» Stated exercise:
Every line with the word "yang" in it should be extracted from the data that follows.

» Recorded data:

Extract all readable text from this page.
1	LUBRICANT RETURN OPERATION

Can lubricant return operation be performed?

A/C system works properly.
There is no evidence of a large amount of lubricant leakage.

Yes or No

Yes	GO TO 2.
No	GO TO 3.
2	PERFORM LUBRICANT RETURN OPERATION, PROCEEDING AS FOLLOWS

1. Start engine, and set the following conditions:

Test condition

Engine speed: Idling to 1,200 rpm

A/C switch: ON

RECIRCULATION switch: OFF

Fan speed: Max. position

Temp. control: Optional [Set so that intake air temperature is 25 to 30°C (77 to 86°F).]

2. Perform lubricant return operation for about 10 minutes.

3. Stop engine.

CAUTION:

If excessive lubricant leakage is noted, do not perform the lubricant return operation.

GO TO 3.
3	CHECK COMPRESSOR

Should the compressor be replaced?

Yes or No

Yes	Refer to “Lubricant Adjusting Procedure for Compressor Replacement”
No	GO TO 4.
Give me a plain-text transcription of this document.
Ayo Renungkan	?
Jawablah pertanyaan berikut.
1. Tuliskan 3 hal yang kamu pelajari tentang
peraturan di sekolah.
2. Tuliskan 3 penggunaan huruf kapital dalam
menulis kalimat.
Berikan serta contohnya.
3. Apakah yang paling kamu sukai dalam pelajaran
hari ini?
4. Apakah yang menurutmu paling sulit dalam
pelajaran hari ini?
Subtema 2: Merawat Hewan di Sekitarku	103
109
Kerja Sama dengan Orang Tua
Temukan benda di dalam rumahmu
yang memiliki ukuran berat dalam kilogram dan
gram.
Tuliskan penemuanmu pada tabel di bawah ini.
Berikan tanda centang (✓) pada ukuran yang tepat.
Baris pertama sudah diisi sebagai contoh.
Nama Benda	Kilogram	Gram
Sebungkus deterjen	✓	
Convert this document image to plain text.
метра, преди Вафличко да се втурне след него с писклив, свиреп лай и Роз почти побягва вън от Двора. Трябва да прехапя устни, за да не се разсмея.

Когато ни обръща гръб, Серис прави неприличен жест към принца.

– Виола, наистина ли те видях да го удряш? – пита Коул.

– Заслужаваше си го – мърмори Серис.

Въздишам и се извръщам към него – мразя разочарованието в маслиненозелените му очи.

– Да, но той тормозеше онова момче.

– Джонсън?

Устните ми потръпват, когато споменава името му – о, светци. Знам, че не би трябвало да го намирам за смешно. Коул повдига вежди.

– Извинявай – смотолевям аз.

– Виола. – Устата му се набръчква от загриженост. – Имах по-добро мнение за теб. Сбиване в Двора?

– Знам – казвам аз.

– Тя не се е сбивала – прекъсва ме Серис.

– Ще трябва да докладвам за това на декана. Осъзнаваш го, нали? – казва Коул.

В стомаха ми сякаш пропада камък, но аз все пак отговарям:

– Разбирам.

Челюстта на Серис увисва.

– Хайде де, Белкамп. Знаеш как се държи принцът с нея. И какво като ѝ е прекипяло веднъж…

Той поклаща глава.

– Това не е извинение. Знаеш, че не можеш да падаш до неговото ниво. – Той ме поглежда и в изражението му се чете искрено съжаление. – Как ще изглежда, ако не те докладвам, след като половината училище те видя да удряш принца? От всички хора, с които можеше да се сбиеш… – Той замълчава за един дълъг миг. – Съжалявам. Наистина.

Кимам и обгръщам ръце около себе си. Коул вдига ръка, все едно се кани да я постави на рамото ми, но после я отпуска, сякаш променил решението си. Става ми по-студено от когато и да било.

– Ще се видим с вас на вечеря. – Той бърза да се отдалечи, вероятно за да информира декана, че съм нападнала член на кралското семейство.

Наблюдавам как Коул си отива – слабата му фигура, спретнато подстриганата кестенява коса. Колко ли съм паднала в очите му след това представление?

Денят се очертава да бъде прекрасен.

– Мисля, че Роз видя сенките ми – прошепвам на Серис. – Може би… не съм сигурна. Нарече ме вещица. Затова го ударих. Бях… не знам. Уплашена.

» Task result:
1. Tuliskan 3 hal yang kamu pelajari tentang
3. Apakah yang paling kamu sukai dalam pelajaran
4. Apakah yang menurutmu paling sulit dalam
yang memiliki ukuran berat dalam kilogram dan
Berikan tanda centang (✓) pada ukuran yang tepat.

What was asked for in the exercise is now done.